> [Work to be completed] The listing below should be copied in full, word for word.

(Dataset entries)
▼

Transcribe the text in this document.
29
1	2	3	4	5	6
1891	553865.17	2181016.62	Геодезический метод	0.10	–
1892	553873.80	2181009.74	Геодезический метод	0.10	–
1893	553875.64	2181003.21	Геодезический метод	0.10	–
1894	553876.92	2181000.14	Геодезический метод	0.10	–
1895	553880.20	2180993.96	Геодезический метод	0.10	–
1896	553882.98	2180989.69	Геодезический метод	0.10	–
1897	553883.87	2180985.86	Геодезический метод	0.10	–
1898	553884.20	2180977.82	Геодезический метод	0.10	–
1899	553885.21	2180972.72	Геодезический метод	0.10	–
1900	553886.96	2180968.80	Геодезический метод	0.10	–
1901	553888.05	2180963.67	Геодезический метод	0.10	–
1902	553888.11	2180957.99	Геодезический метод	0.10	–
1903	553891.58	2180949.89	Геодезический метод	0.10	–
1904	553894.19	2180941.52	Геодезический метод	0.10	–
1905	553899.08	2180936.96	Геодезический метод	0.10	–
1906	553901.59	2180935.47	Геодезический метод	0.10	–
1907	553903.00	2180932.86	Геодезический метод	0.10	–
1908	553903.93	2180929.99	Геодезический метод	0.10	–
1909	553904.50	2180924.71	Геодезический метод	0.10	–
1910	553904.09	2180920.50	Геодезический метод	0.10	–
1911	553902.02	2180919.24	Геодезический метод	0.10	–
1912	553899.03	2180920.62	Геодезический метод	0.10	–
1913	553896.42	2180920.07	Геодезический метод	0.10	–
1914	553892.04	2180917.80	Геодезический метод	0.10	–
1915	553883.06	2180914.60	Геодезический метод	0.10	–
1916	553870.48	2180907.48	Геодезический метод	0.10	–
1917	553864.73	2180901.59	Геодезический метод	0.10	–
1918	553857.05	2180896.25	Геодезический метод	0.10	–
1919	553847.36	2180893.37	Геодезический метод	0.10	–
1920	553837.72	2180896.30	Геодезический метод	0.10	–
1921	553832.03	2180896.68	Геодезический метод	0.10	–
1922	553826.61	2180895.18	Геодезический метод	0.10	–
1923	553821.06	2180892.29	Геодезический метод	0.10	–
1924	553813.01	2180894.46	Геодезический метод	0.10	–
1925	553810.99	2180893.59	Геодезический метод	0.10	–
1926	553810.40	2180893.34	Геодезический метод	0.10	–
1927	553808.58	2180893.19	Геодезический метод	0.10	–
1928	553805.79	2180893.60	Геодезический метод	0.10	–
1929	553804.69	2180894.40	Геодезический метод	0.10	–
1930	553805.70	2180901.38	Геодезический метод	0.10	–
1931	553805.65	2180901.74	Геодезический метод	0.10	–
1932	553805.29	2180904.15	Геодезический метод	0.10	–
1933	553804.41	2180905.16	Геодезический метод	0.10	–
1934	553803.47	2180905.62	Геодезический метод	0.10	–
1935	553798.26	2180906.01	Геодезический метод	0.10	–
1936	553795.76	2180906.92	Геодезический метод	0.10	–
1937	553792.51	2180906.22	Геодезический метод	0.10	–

▲

> [Task answer]
Transcribe the text in this document.
29
1	2	3	4	5	6
1891	553865.17	2181016.62	Геодезический метод	0.10	–
1892	553873.80	2181009.74	Геодезический метод	0.10	–
1893	553875.64	2181003.21	Геодезический метод	0.10	–
1894	553876.92	2181000.14	Геодезический метод	0.10	–
1895	553880.20	2180993.96	Геодезический метод	0.10	–
1896	553882.98	2180989.69	Геодезический метод	0.10	–
1897	553883.87	2180985.86	Геодезический метод	0.10	–
1898	553884.20	2180977.82	Геодезический метод	0.10	–
1899	553885.21	2180972.72	Геодезический метод	0.10	–
1900	553886.96	2180968.80	Геодезический метод	0.10	–
1901	553888.05	2180963.67	Геодезический метод	0.10	–
1902	553888.11	2180957.99	Геодезический метод	0.10	–
1903	553891.58	2180949.89	Геодезический метод	0.10	–
1904	553894.19	2180941.52	Геодезический метод	0.10	–
1905	553899.08	2180936.96	Геодезический метод	0.10	–
1906	553901.59	2180935.47	Геодезический метод	0.10	–
1907	553903.00	2180932.86	Геодезический метод	0.10	–
1908	553903.93	2180929.99	Геодезический метод	0.10	–
1909	553904.50	2180924.71	Геодезический метод	0.10	–
1910	553904.09	2180920.50	Геодезический метод	0.10	–
1911	553902.02	2180919.24	Геодезический метод	0.10	–
1912	553899.03	2180920.62	Геодезический метод	0.10	–
1913	553896.42	2180920.07	Геодезический метод	0.10	–
1914	553892.04	2180917.80	Геодезический метод	0.10	–
1915	553883.06	2180914.60	Геодезический метод	0.10	–
1916	553870.48	2180907.48	Геодезический метод	0.10	–
1917	553864.73	2180901.59	Геодезический метод	0.10	–
1918	553857.05	2180896.25	Геодезический метод	0.10	–
1919	553847.36	2180893.37	Геодезический метод	0.10	–
1920	553837.72	2180896.30	Геодезический метод	0.10	–
1921	553832.03	2180896.68	Геодезический метод	0.10	–
1922	553826.61	2180895.18	Геодезический метод	0.10	–
1923	553821.06	2180892.29	Геодезический метод	0.10	–
1924	553813.01	2180894.46	Геодезический метод	0.10	–
1925	553810.99	2180893.59	Геодезический метод	0.10	–
1926	553810.40	2180893.34	Геодезический метод	0.10	–
1927	553808.58	2180893.19	Геодезический метод	0.10	–
1928	553805.79	2180893.60	Геодезический метод	0.10	–
1929	553804.69	2180894.40	Геодезический метод	0.10	–
1930	553805.70	2180901.38	Геодезический метод	0.10	–
1931	553805.65	2180901.74	Геодезический метод	0.10	–
1932	553805.29	2180904.15	Геодезический метод	0.10	–
1933	553804.41	2180905.16	Геодезический метод	0.10	–
1934	553803.47	2180905.62	Геодезический метод	0.10	–
1935	553798.26	2180906.01	Геодезический метод	0.10	–
1936	553795.76	2180906.92	Геодезический метод	0.10	–
1937	553792.51	2180906.22	Геодезический метод	0.10	–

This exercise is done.